JOB>
Give every line again exactly as it appears, please, but not the pictures.

DATA SECTION>
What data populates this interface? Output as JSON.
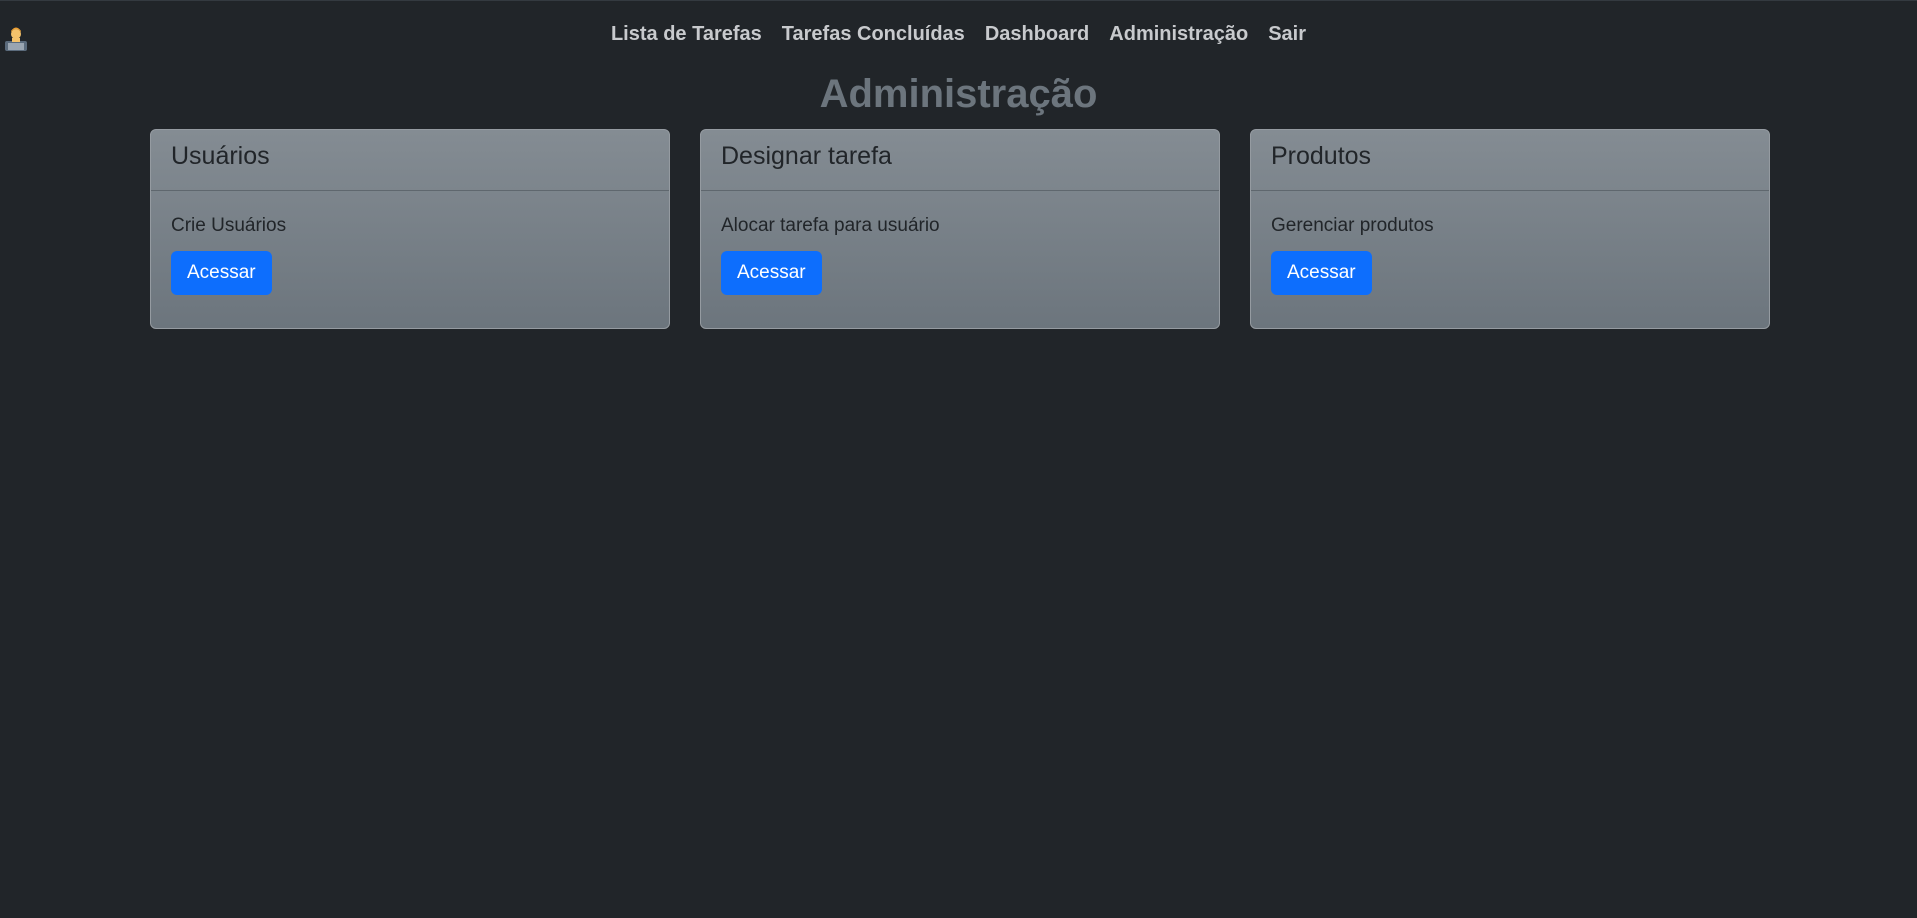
{
  "nav": {
    "brand_icon": "technologist-icon",
    "links": [
      {
        "label": "Lista de Tarefas"
      },
      {
        "label": "Tarefas Concluídas"
      },
      {
        "label": "Dashboard"
      },
      {
        "label": "Administração"
      },
      {
        "label": "Sair"
      }
    ]
  },
  "page": {
    "title": "Administração"
  },
  "cards": [
    {
      "title": "Usuários",
      "text": "Crie Usuários",
      "button": "Acessar"
    },
    {
      "title": "Designar tarefa",
      "text": "Alocar tarefa para usuário",
      "button": "Acessar"
    },
    {
      "title": "Produtos",
      "text": "Gerenciar produtos",
      "button": "Acessar"
    }
  ],
  "colors": {
    "background": "#212529",
    "nav_text": "#c8cacd",
    "title": "#6c757d",
    "card_bg": "#7a8289",
    "button": "#0d6efd"
  }
}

OUTPUT BELOW>
What data populates this interface? Output as JSON.
{
  "nav": {
    "brand_icon": "technologist-icon",
    "links": [
      {
        "label": "Lista de Tarefas"
      },
      {
        "label": "Tarefas Concluídas"
      },
      {
        "label": "Dashboard"
      },
      {
        "label": "Administração"
      },
      {
        "label": "Sair"
      }
    ]
  },
  "page": {
    "title": "Administração"
  },
  "cards": [
    {
      "title": "Usuários",
      "text": "Crie Usuários",
      "button": "Acessar"
    },
    {
      "title": "Designar tarefa",
      "text": "Alocar tarefa para usuário",
      "button": "Acessar"
    },
    {
      "title": "Produtos",
      "text": "Gerenciar produtos",
      "button": "Acessar"
    }
  ],
  "colors": {
    "background": "#212529",
    "nav_text": "#c8cacd",
    "title": "#6c757d",
    "card_bg": "#7a8289",
    "button": "#0d6efd"
  }
}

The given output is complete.